[START OF Raw data]

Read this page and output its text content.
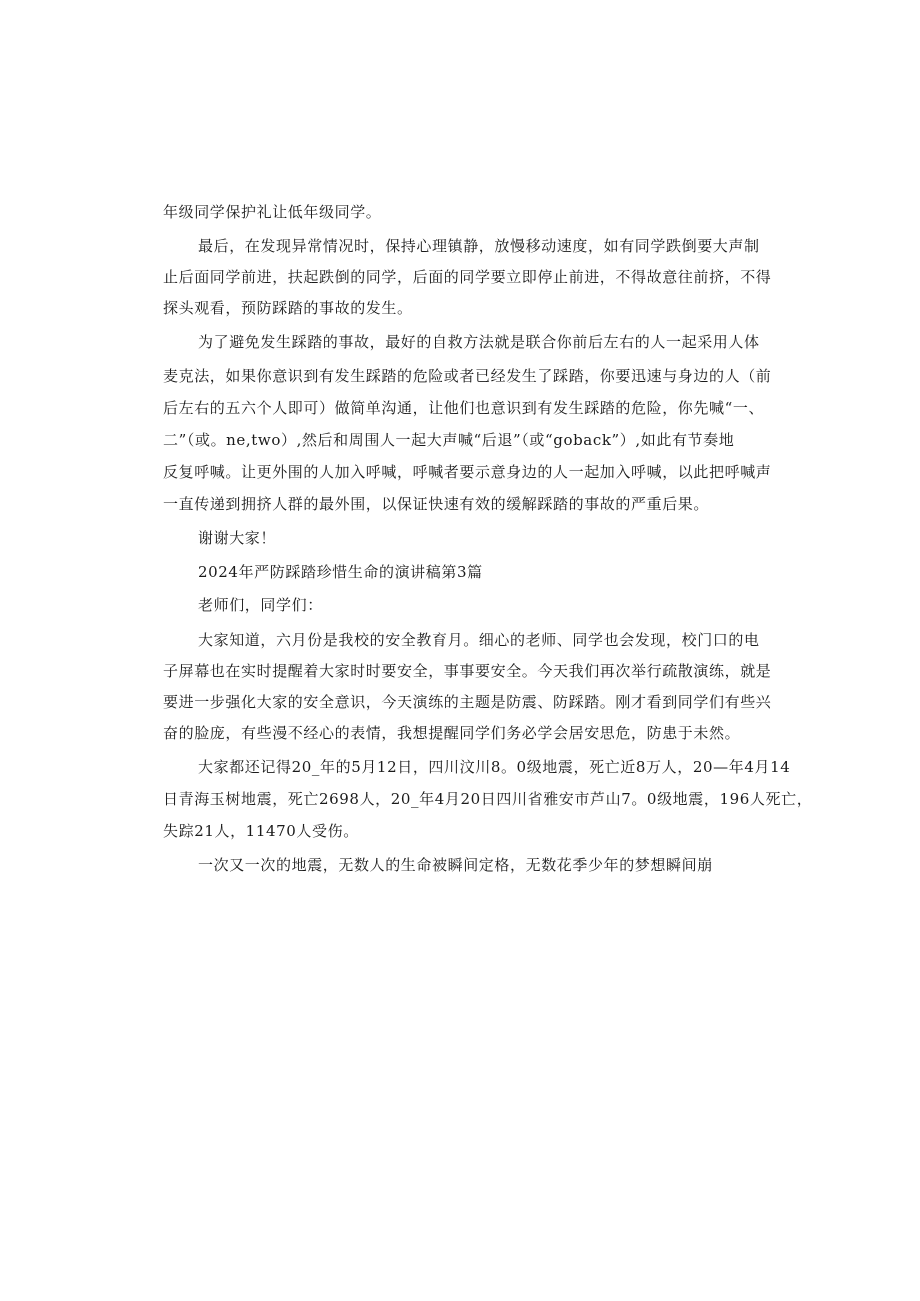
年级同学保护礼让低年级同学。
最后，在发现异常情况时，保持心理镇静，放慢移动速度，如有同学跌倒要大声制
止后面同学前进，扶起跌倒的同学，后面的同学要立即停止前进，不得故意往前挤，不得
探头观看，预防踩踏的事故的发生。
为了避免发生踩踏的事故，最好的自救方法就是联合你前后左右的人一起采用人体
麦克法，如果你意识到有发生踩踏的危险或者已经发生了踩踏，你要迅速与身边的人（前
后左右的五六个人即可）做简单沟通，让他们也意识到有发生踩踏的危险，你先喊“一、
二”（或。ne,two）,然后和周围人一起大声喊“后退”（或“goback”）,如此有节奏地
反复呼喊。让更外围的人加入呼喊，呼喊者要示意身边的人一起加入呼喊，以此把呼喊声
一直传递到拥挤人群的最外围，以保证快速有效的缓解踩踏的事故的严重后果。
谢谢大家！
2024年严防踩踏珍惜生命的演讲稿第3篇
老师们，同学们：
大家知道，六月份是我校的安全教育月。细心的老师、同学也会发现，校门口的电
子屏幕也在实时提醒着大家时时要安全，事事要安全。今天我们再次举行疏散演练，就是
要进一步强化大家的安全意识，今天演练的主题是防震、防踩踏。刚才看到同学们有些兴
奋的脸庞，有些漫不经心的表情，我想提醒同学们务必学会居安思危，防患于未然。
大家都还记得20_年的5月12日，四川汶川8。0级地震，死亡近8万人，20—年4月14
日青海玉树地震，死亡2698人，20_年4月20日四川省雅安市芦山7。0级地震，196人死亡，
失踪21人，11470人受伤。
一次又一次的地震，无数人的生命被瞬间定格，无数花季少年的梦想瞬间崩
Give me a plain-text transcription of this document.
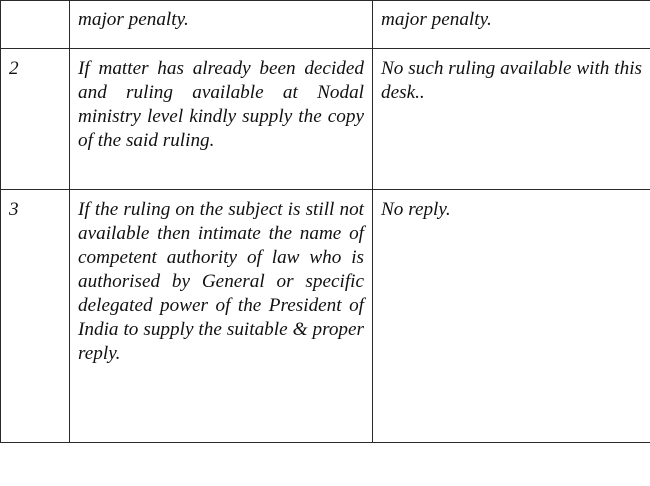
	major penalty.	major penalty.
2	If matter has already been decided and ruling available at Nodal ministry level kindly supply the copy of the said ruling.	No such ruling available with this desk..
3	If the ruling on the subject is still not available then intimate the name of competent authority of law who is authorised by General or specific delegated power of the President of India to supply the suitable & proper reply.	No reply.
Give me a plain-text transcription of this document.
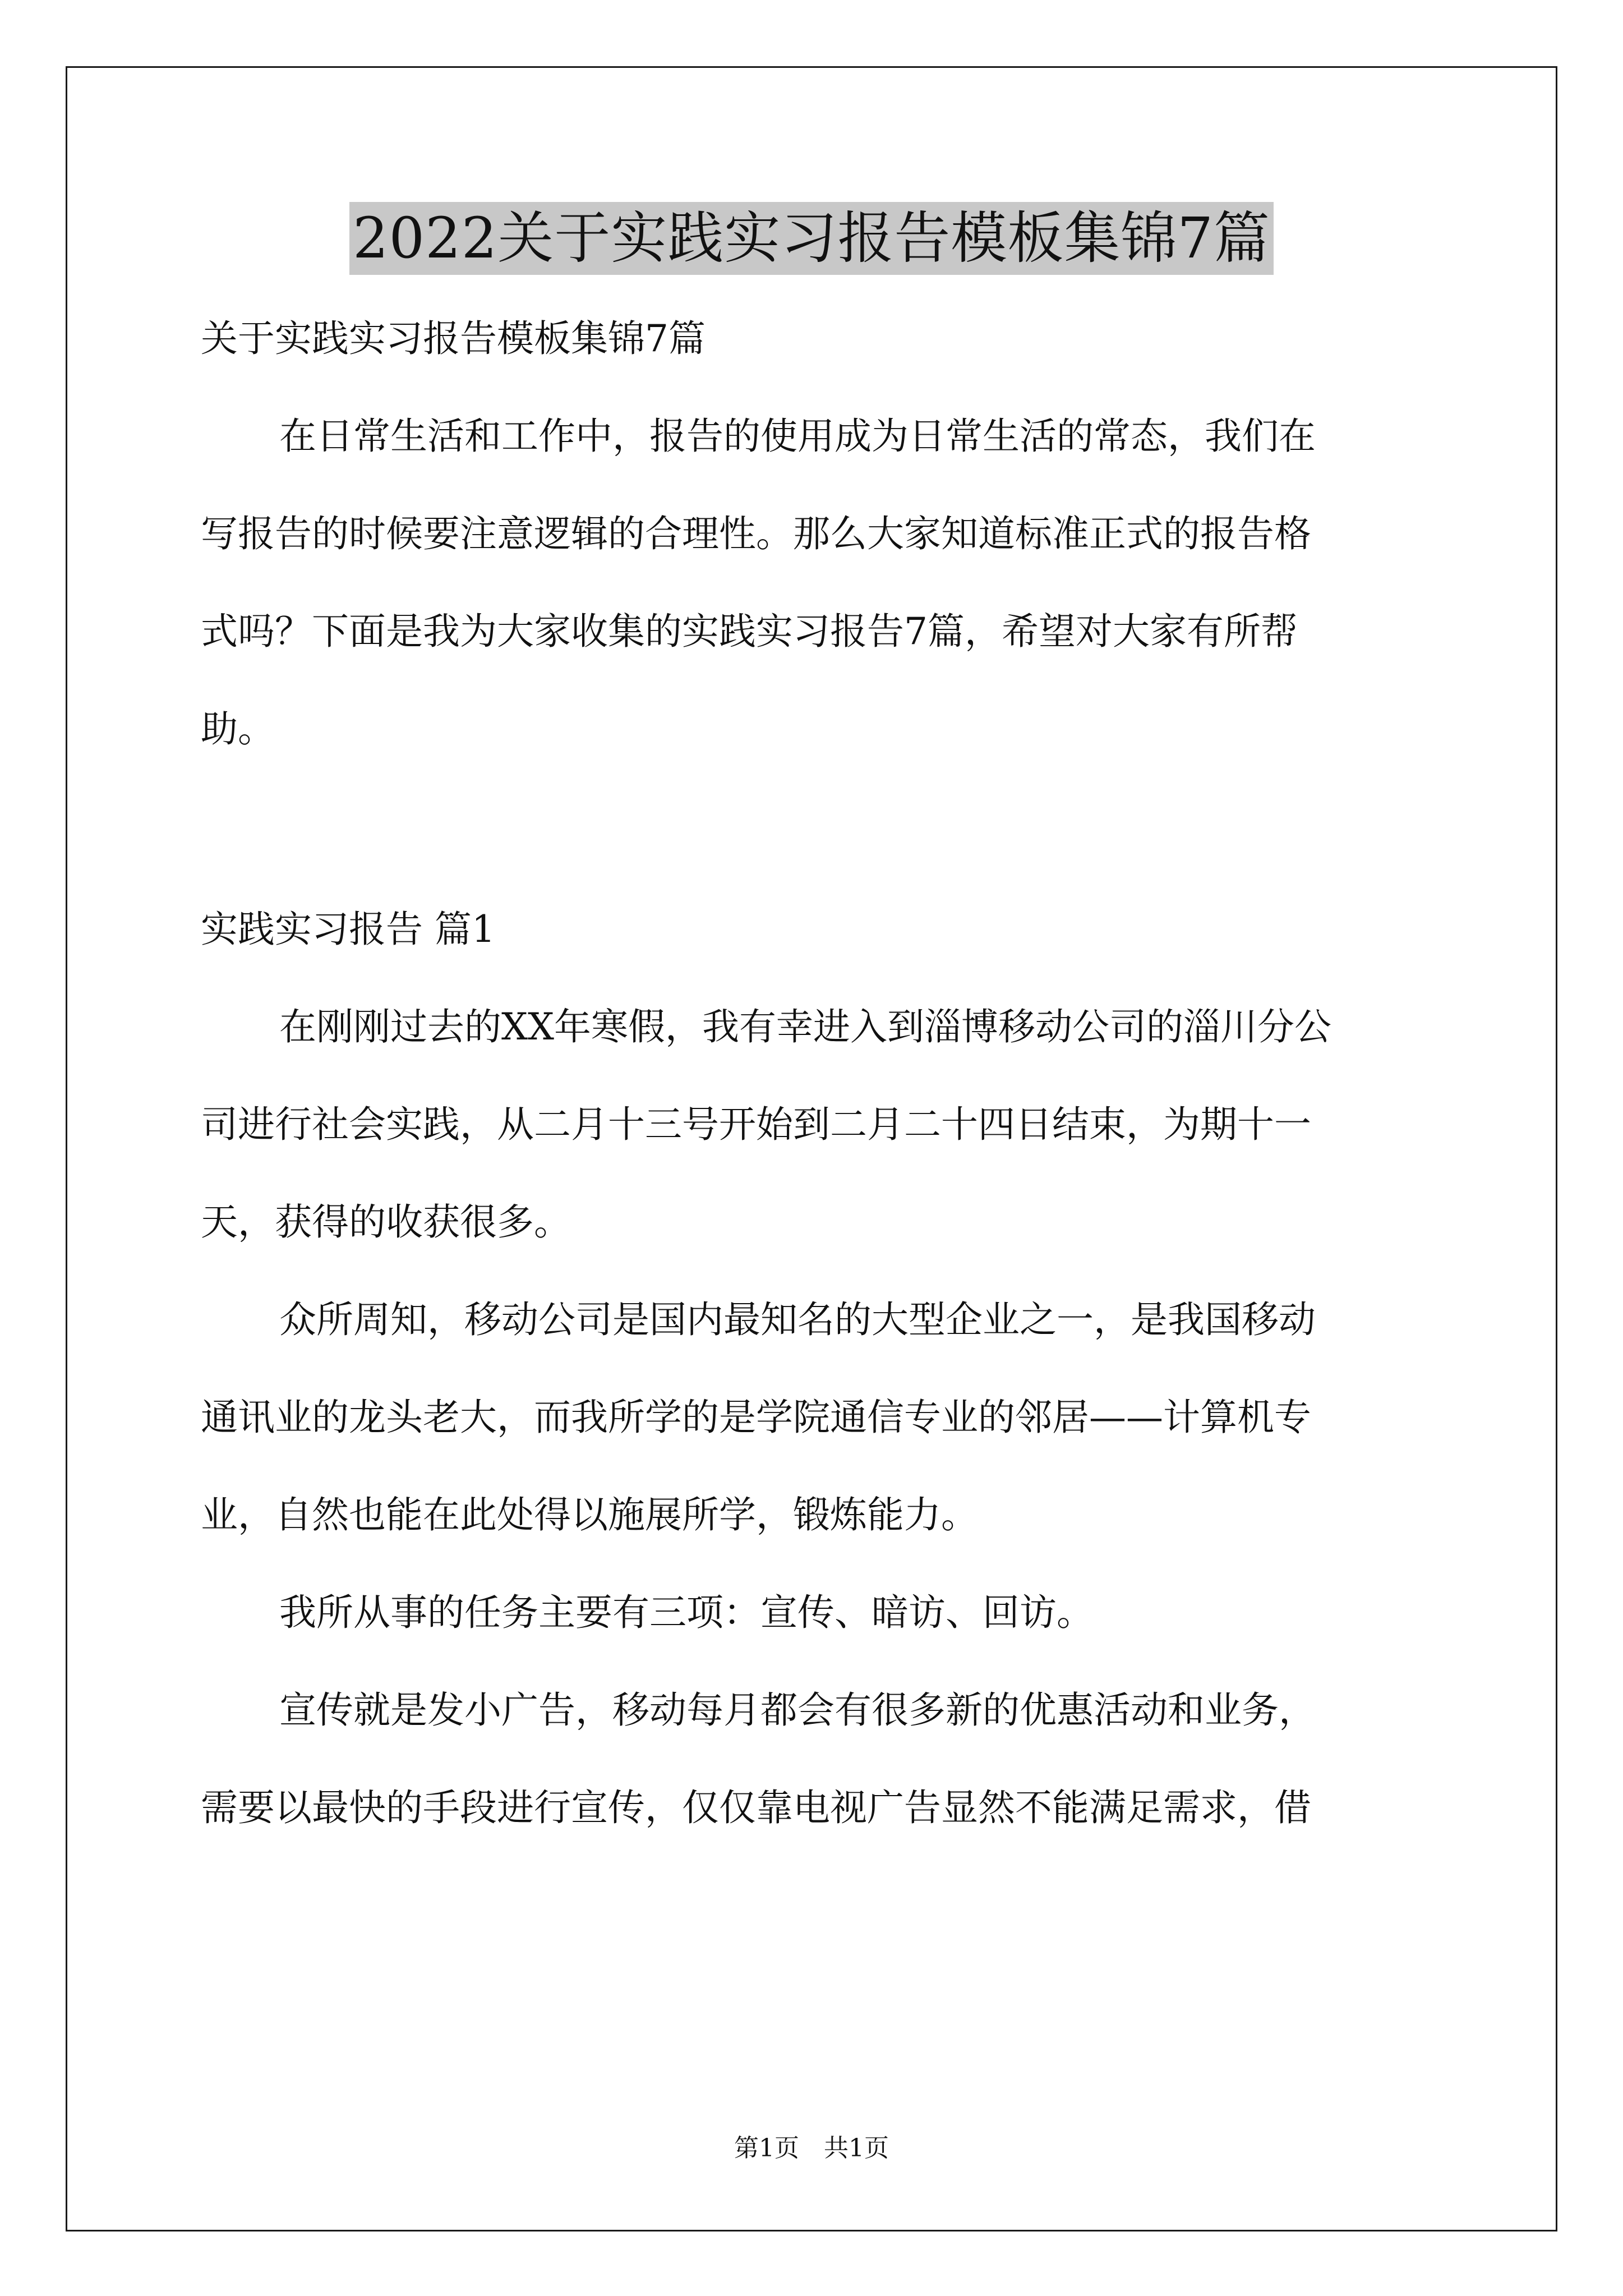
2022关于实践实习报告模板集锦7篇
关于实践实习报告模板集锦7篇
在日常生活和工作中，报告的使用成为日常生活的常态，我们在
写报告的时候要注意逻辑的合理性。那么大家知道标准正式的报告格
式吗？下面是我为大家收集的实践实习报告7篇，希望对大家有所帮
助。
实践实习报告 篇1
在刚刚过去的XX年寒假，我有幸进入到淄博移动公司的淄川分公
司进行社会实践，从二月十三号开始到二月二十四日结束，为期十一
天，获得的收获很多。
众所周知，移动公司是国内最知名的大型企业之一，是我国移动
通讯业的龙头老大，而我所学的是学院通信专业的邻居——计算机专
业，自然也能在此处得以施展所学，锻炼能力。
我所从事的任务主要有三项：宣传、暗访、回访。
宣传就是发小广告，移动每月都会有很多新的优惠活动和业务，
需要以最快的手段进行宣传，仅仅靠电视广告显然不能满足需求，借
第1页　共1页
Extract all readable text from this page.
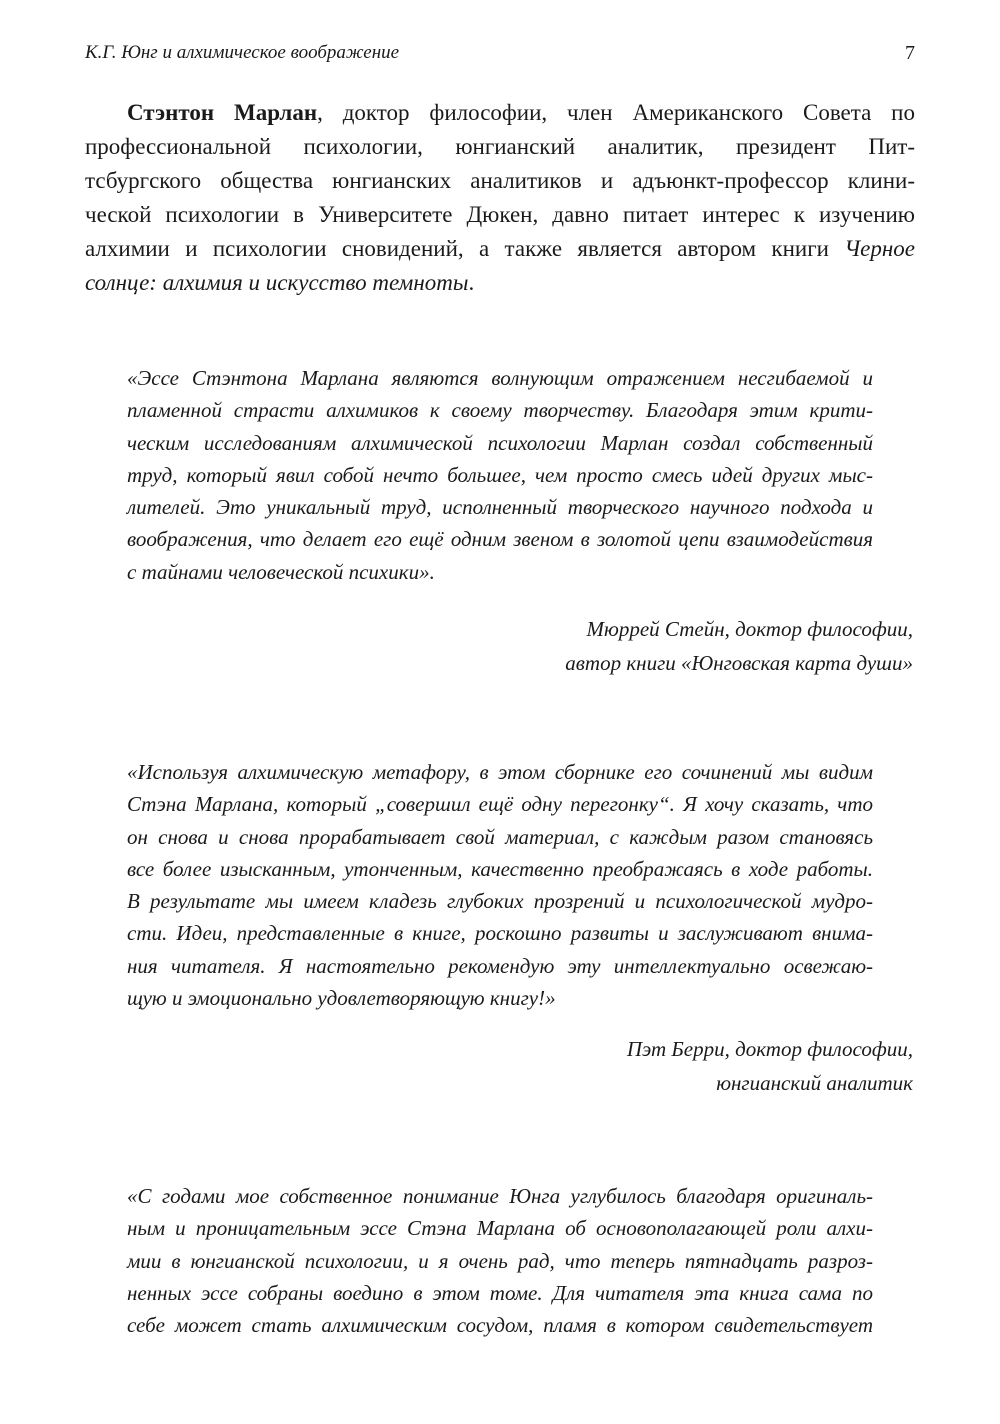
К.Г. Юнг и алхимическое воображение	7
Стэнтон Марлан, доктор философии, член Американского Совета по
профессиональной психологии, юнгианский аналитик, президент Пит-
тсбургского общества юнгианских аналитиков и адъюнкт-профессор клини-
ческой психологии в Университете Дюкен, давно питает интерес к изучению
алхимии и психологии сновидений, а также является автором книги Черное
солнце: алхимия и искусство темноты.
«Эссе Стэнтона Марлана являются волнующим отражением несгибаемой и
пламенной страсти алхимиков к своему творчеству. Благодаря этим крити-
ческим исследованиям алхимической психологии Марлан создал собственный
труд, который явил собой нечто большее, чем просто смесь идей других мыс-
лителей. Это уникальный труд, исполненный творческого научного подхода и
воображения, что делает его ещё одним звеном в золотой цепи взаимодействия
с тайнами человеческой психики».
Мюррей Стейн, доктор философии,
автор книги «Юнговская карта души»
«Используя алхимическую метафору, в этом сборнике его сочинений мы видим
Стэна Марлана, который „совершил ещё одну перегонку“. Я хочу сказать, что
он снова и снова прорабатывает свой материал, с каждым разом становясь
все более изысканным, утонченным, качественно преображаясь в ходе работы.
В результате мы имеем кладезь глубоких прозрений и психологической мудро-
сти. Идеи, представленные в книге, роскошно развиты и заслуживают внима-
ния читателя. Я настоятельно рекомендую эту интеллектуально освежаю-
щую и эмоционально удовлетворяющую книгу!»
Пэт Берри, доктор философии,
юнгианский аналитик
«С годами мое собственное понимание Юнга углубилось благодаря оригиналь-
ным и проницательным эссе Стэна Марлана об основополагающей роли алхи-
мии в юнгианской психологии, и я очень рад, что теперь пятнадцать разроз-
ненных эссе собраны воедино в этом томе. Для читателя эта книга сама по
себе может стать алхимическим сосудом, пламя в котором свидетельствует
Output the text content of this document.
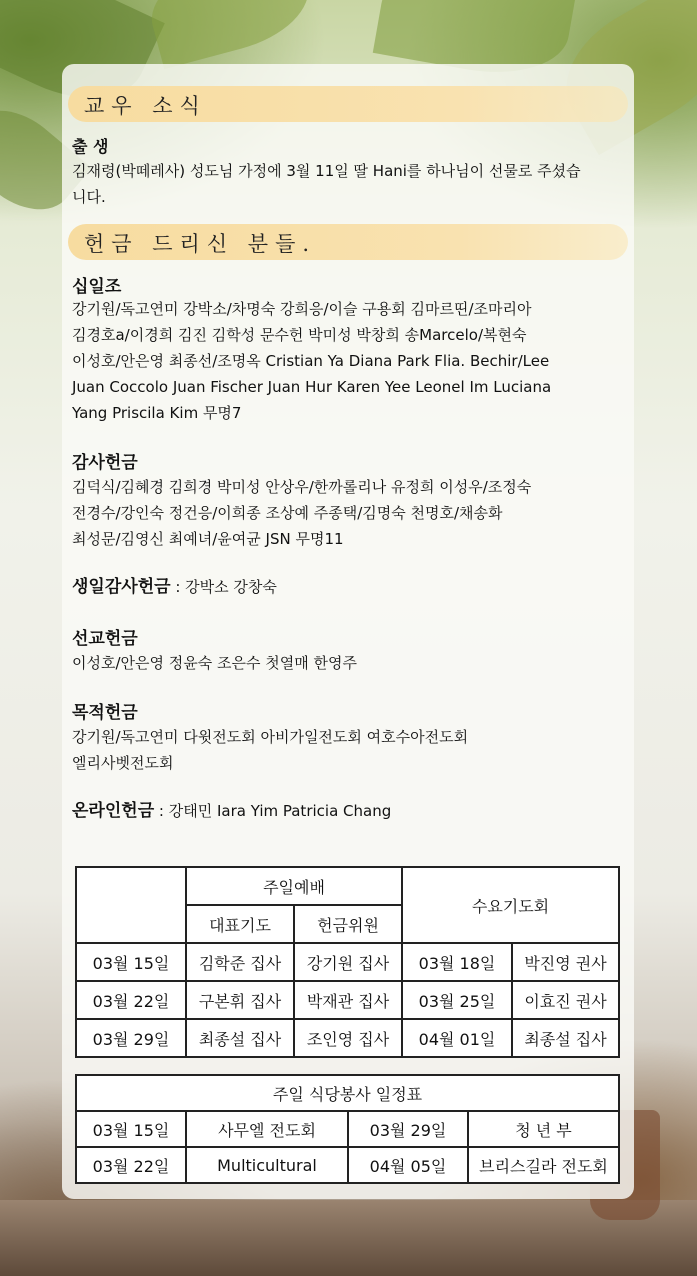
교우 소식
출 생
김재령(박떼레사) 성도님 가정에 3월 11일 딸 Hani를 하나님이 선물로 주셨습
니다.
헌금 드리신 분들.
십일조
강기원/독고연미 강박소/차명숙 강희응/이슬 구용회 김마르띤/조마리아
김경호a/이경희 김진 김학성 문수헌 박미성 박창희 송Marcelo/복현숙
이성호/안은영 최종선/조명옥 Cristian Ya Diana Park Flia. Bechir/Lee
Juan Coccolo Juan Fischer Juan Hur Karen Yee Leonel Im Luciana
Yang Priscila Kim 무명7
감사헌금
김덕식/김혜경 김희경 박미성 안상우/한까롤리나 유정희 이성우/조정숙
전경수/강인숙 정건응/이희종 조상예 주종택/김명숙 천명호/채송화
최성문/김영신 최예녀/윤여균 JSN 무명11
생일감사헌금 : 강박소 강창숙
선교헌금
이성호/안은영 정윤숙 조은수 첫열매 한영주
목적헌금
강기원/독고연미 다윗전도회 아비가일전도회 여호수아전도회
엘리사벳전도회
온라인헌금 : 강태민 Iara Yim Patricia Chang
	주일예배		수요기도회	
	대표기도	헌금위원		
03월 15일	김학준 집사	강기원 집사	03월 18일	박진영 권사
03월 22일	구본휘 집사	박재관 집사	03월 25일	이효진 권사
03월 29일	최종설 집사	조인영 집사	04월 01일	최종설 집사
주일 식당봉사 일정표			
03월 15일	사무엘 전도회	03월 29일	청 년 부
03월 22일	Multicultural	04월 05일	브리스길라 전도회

[END OF Raw data]

#### [Exercise]
Go through the records. Copy each line where "page" appears.

#### [Solution]
Read this page and output its text content.
Extract all readable text from this page.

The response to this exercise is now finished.